### To be done
Below is a listing; write it out exactly and drop any images from it.
* begin Stored rows *
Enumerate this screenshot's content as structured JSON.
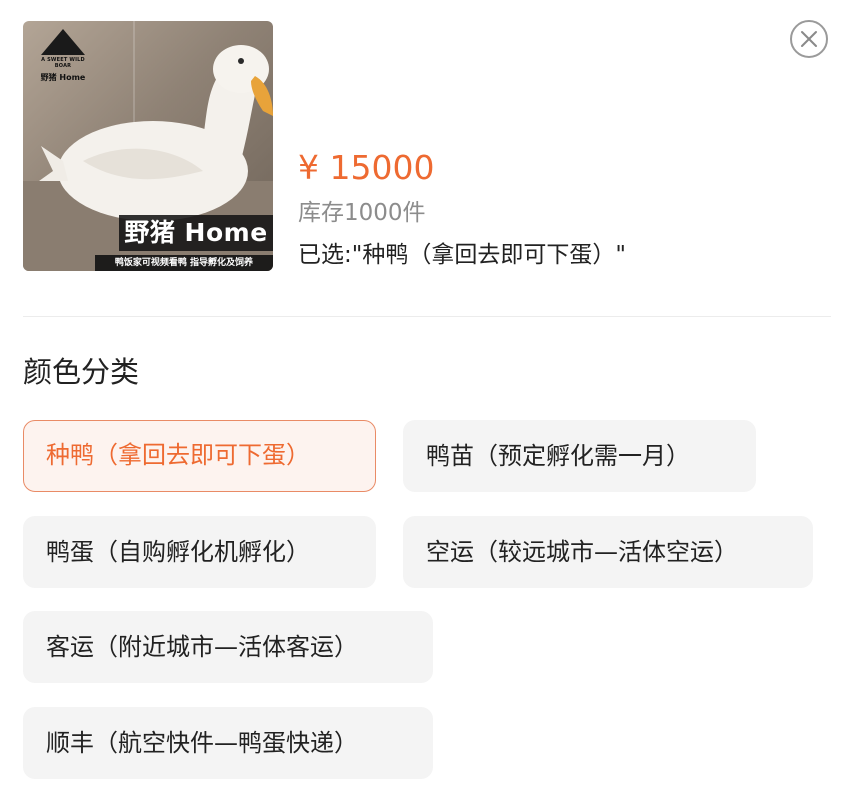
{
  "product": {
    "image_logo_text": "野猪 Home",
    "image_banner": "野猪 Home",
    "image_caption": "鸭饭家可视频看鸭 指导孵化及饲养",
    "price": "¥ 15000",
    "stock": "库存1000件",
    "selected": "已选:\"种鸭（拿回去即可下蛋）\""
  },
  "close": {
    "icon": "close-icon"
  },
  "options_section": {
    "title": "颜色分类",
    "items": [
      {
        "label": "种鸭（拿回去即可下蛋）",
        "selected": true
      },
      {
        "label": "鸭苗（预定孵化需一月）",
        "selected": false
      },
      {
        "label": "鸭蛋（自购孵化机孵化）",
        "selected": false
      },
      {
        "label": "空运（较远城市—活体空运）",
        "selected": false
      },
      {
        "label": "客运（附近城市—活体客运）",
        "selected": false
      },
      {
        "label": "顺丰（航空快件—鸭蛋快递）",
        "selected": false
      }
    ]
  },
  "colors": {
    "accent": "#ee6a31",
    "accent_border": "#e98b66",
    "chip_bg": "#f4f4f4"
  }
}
* end Stored rows *
### Task solution
Enumerate this screenshot's content as structured JSON.
{
  "product": {
    "image_logo_text": "野猪 Home",
    "image_banner": "野猪 Home",
    "image_caption": "鸭饭家可视频看鸭 指导孵化及饲养",
    "price": "¥ 15000",
    "stock": "库存1000件",
    "selected": "已选:\"种鸭（拿回去即可下蛋）\""
  },
  "close": {
    "icon": "close-icon"
  },
  "options_section": {
    "title": "颜色分类",
    "items": [
      {
        "label": "种鸭（拿回去即可下蛋）",
        "selected": true
      },
      {
        "label": "鸭苗（预定孵化需一月）",
        "selected": false
      },
      {
        "label": "鸭蛋（自购孵化机孵化）",
        "selected": false
      },
      {
        "label": "空运（较远城市—活体空运）",
        "selected": false
      },
      {
        "label": "客运（附近城市—活体客运）",
        "selected": false
      },
      {
        "label": "顺丰（航空快件—鸭蛋快递）",
        "selected": false
      }
    ]
  },
  "colors": {
    "accent": "#ee6a31",
    "accent_border": "#e98b66",
    "chip_bg": "#f4f4f4"
  }
}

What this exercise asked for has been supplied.